**Task directions**
Skip the pictures and repeat each line of the data exactly.

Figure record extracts
____
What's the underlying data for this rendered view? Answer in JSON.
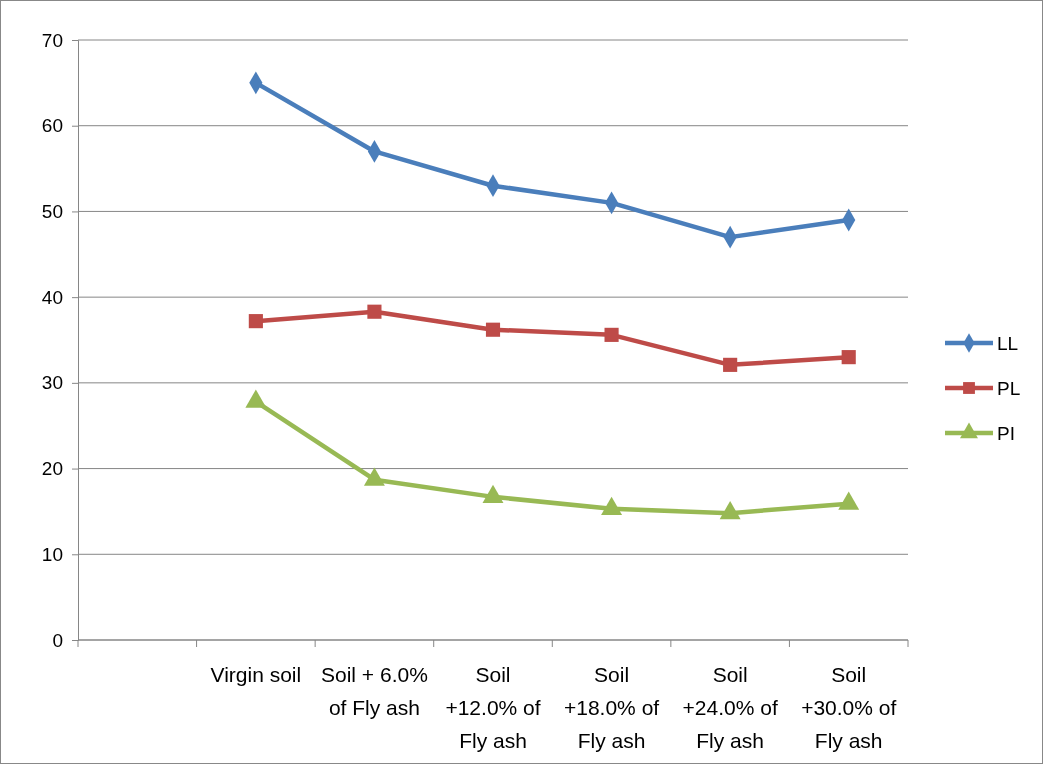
{
  "chart_data": {
    "type": "line",
    "categories": [
      null,
      "Virgin soil",
      "Soil + 6.0% of Fly ash",
      "Soil +12.0% of Fly ash",
      "Soil +18.0% of Fly ash",
      "Soil +24.0% of Fly ash",
      "Soil +30.0% of Fly ash"
    ],
    "series": [
      {
        "name": "LL",
        "color": "#4a7ebb",
        "marker": "diamond",
        "values": [
          null,
          65,
          57,
          53,
          51,
          47,
          49
        ]
      },
      {
        "name": "PL",
        "color": "#be4b48",
        "marker": "square",
        "values": [
          null,
          37.2,
          38.3,
          36.2,
          35.6,
          32.1,
          33.0
        ]
      },
      {
        "name": "PI",
        "color": "#98b954",
        "marker": "triangle",
        "values": [
          null,
          27.8,
          18.7,
          16.7,
          15.3,
          14.8,
          15.9
        ]
      }
    ],
    "ylim": [
      0,
      70
    ],
    "yticks": [
      0,
      10,
      20,
      30,
      40,
      50,
      60,
      70
    ],
    "grid": "y",
    "legend": "right",
    "line_style": "solid"
  }
}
____
**Written solution**
What's the underlying data for this rendered view? Answer in JSON.
{
  "chart_data": {
    "type": "line",
    "categories": [
      null,
      "Virgin soil",
      "Soil + 6.0% of Fly ash",
      "Soil +12.0% of Fly ash",
      "Soil +18.0% of Fly ash",
      "Soil +24.0% of Fly ash",
      "Soil +30.0% of Fly ash"
    ],
    "series": [
      {
        "name": "LL",
        "color": "#4a7ebb",
        "marker": "diamond",
        "values": [
          null,
          65,
          57,
          53,
          51,
          47,
          49
        ]
      },
      {
        "name": "PL",
        "color": "#be4b48",
        "marker": "square",
        "values": [
          null,
          37.2,
          38.3,
          36.2,
          35.6,
          32.1,
          33.0
        ]
      },
      {
        "name": "PI",
        "color": "#98b954",
        "marker": "triangle",
        "values": [
          null,
          27.8,
          18.7,
          16.7,
          15.3,
          14.8,
          15.9
        ]
      }
    ],
    "ylim": [
      0,
      70
    ],
    "yticks": [
      0,
      10,
      20,
      30,
      40,
      50,
      60,
      70
    ],
    "grid": "y",
    "legend": "right",
    "line_style": "solid"
  }
}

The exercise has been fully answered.